Set exercise: Return all lines from the listing below in which the string "nWood" occurs.

### Data for this task ###

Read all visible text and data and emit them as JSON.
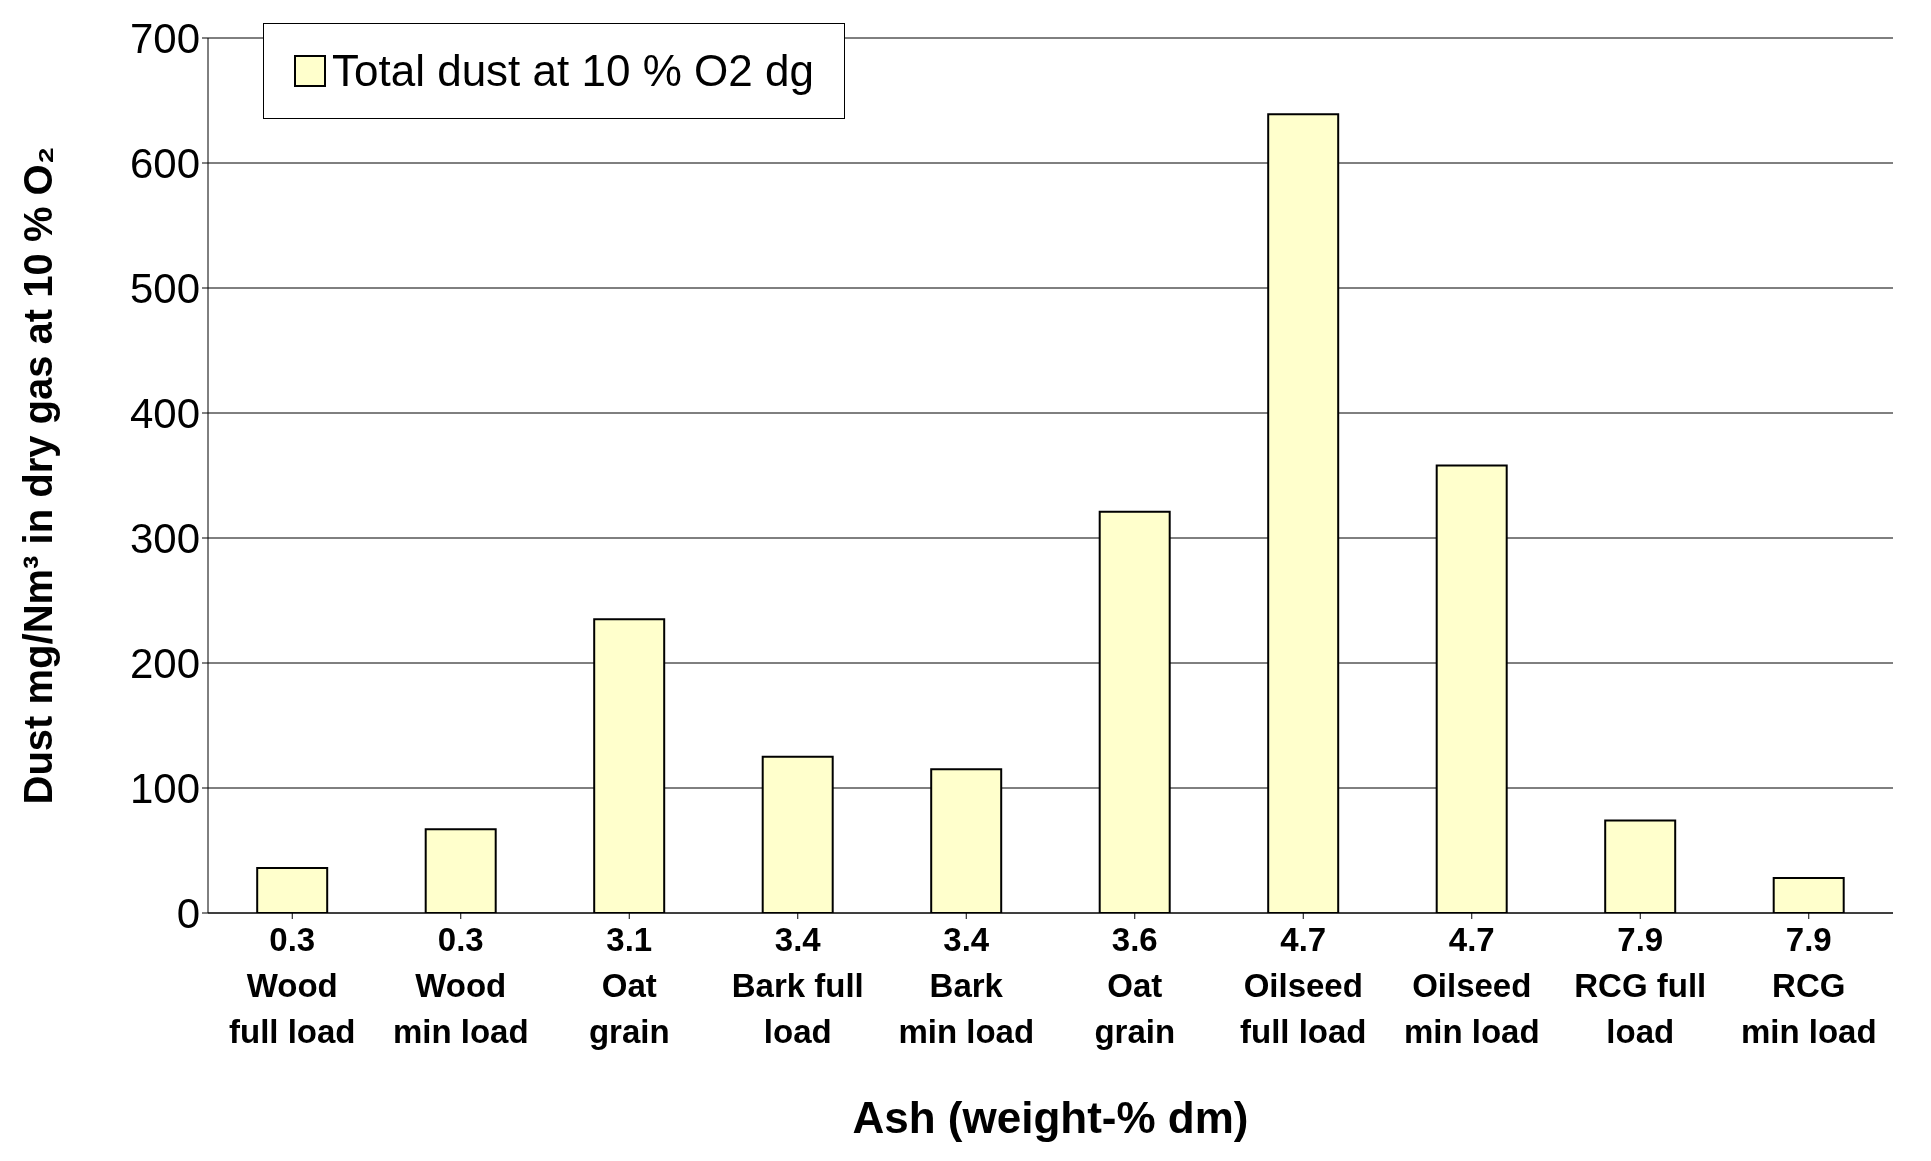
{
  "chart_data": {
    "type": "bar",
    "xlabel": "Ash (weight-% dm)",
    "ylabel": "Dust mg/Nm³ in dry gas at 10 % O₂",
    "categories": [
      "0.3\nWood\nfull load",
      "0.3\nWood\nmin load",
      "3.1\nOat\ngrain",
      "3.4\nBark full\nload",
      "3.4\nBark\nmin load",
      "3.6\nOat\ngrain",
      "4.7\nOilseed\nfull load",
      "4.7\nOilseed\nmin load",
      "7.9\nRCG full\nload",
      "7.9\nRCG\nmin load"
    ],
    "series": [
      {
        "name": "Total dust at 10 % O2 dg",
        "color": "#ffffcc",
        "values": [
          36,
          67,
          235,
          125,
          115,
          321,
          639,
          358,
          74,
          28
        ]
      }
    ],
    "ylim": [
      0,
      700
    ],
    "yticks": [
      0,
      100,
      200,
      300,
      400,
      500,
      600,
      700
    ],
    "grid": "y",
    "legend": "top left"
  }
}
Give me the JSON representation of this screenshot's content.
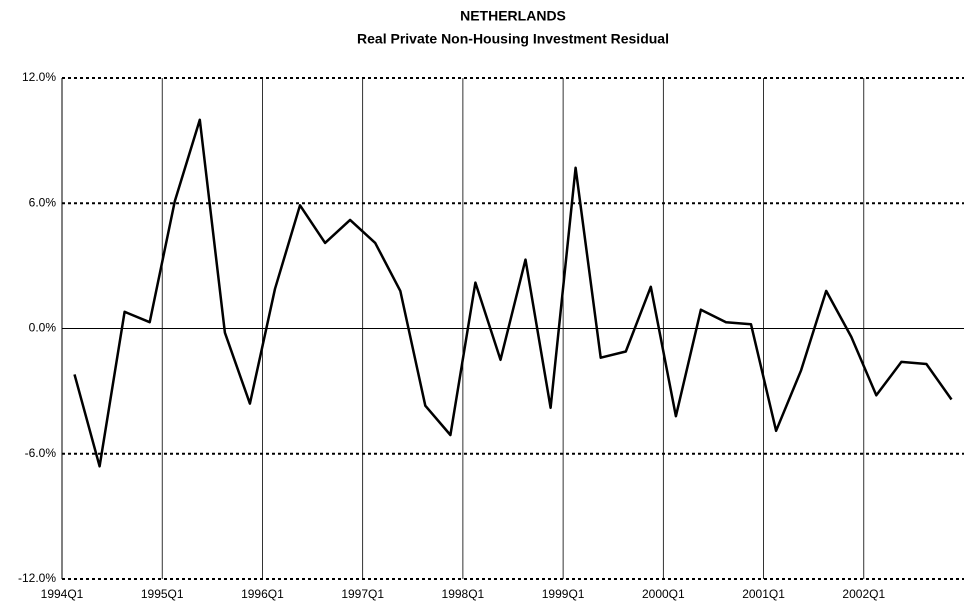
{
  "chart_data": {
    "type": "line",
    "title": "NETHERLANDS",
    "subtitle": "Real Private Non-Housing Investment Residual",
    "categories": [
      "1994Q1",
      null,
      null,
      null,
      "1995Q1",
      null,
      null,
      null,
      "1996Q1",
      null,
      null,
      null,
      "1997Q1",
      null,
      null,
      null,
      "1998Q1",
      null,
      null,
      null,
      "1999Q1",
      null,
      null,
      null,
      "2000Q1",
      null,
      null,
      null,
      "2001Q1",
      null,
      null,
      null,
      "2002Q1",
      null,
      null,
      null
    ],
    "series": [
      {
        "name": "Residual",
        "color": "#000000",
        "values": [
          -2.2,
          -6.6,
          0.8,
          0.3,
          6.1,
          10.0,
          -0.2,
          -3.6,
          1.9,
          5.9,
          4.1,
          5.2,
          4.1,
          1.8,
          -3.7,
          -5.1,
          2.2,
          -1.5,
          3.3,
          -3.8,
          7.7,
          -1.4,
          -1.1,
          2.0,
          -4.2,
          0.9,
          0.3,
          0.2,
          -4.9,
          -2.0,
          1.8,
          -0.4,
          -3.2,
          -1.6,
          -1.7,
          -3.4
        ]
      }
    ],
    "ylim": [
      -12,
      12
    ],
    "yticks": [
      {
        "value": -12,
        "label": "-12.0%"
      },
      {
        "value": -6,
        "label": "-6.0%"
      },
      {
        "value": 0,
        "label": "0.0%"
      },
      {
        "value": 6,
        "label": "6.0%"
      },
      {
        "value": 12,
        "label": "12.0%"
      }
    ],
    "grid": true
  }
}
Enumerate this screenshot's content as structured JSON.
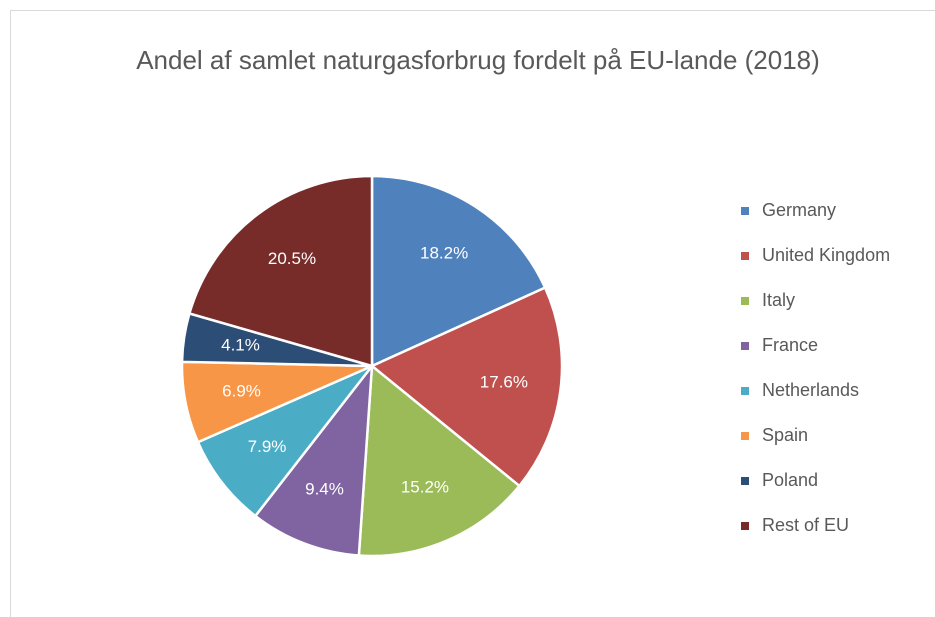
{
  "chart_data": {
    "type": "pie",
    "title": "Andel af samlet naturgasforbrug fordelt på EU-lande (2018)",
    "categories": [
      "Germany",
      "United Kingdom",
      "Italy",
      "France",
      "Netherlands",
      "Spain",
      "Poland",
      "Rest of EU"
    ],
    "values": [
      18.2,
      17.6,
      15.2,
      9.4,
      7.9,
      6.9,
      4.1,
      20.5
    ],
    "value_labels": [
      "18.2%",
      "17.6%",
      "15.2%",
      "9.4%",
      "7.9%",
      "6.9%",
      "4.1%",
      "20.5%"
    ],
    "colors": [
      "#4f81bd",
      "#c0504d",
      "#9bbb59",
      "#8064a2",
      "#4bacc6",
      "#f79646",
      "#2c4d75",
      "#772c2a"
    ],
    "legend": "right"
  }
}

###

The reply:
      "0.3\nWood\nfull load",
      "0.3\nWood\nmin load",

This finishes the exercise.